EXERCISE OBJECTIVE: Scan the entries below. List each line with "title".

DATA ENTRIES:
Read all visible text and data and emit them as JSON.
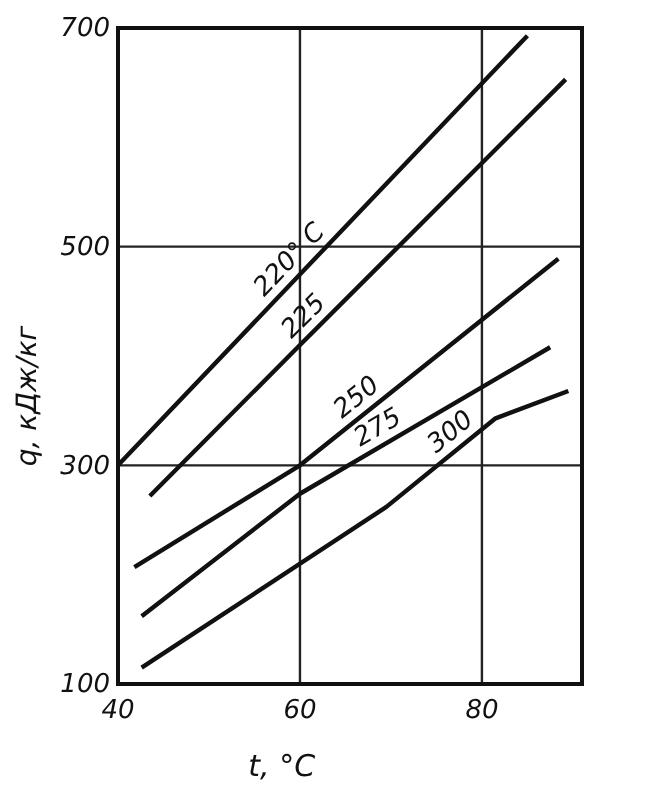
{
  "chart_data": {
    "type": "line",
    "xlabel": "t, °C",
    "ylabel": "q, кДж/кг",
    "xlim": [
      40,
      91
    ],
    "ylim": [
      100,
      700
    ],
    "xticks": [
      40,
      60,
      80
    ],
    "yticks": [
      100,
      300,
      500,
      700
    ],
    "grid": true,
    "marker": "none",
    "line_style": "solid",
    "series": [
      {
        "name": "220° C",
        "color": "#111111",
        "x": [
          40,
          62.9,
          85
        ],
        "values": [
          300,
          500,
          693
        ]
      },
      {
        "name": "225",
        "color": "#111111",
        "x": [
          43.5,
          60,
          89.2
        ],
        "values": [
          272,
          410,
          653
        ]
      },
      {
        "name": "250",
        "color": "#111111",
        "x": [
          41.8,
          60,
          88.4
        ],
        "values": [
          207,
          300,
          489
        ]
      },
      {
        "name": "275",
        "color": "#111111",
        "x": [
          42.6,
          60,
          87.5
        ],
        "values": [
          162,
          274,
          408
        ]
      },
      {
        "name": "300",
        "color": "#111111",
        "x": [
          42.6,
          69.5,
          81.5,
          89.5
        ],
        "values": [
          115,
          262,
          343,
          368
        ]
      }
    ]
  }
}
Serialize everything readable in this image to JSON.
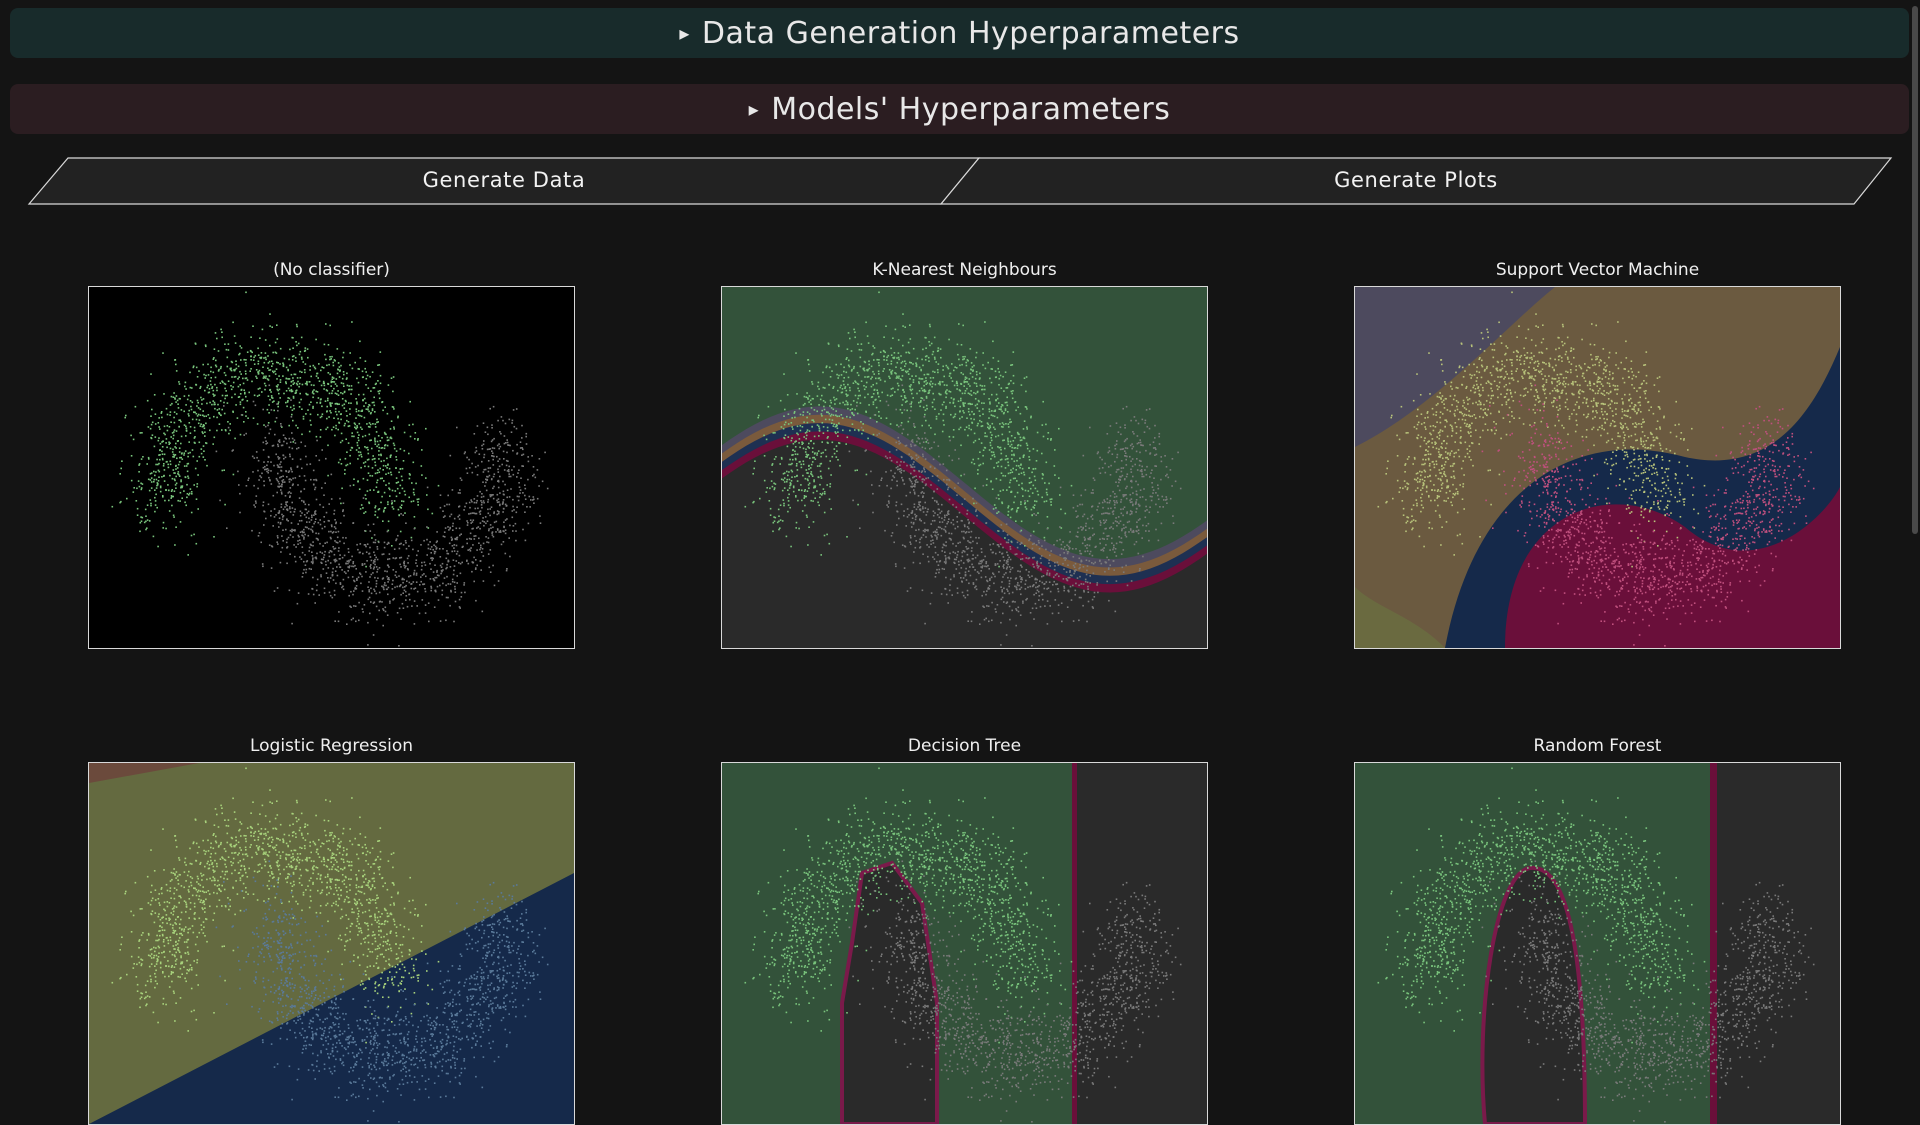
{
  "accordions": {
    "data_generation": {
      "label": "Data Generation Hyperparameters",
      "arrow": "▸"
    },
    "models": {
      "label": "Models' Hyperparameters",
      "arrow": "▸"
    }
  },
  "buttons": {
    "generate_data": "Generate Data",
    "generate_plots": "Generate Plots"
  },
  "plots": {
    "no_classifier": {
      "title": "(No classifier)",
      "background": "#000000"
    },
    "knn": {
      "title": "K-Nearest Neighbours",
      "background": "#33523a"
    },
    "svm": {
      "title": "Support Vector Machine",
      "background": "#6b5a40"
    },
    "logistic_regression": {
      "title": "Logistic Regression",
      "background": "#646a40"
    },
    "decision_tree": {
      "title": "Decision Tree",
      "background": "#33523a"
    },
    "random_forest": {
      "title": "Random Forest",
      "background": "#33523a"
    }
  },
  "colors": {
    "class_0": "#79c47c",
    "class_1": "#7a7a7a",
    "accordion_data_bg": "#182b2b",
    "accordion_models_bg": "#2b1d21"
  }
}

SOLUTION TO THE PROBLEM:
      "title": "(No classifier)",
      "title": "K-Nearest Neighbours",
      "title": "Support Vector Machine",
      "title": "Logistic Regression",
      "title": "Decision Tree",
      "title": "Random Forest",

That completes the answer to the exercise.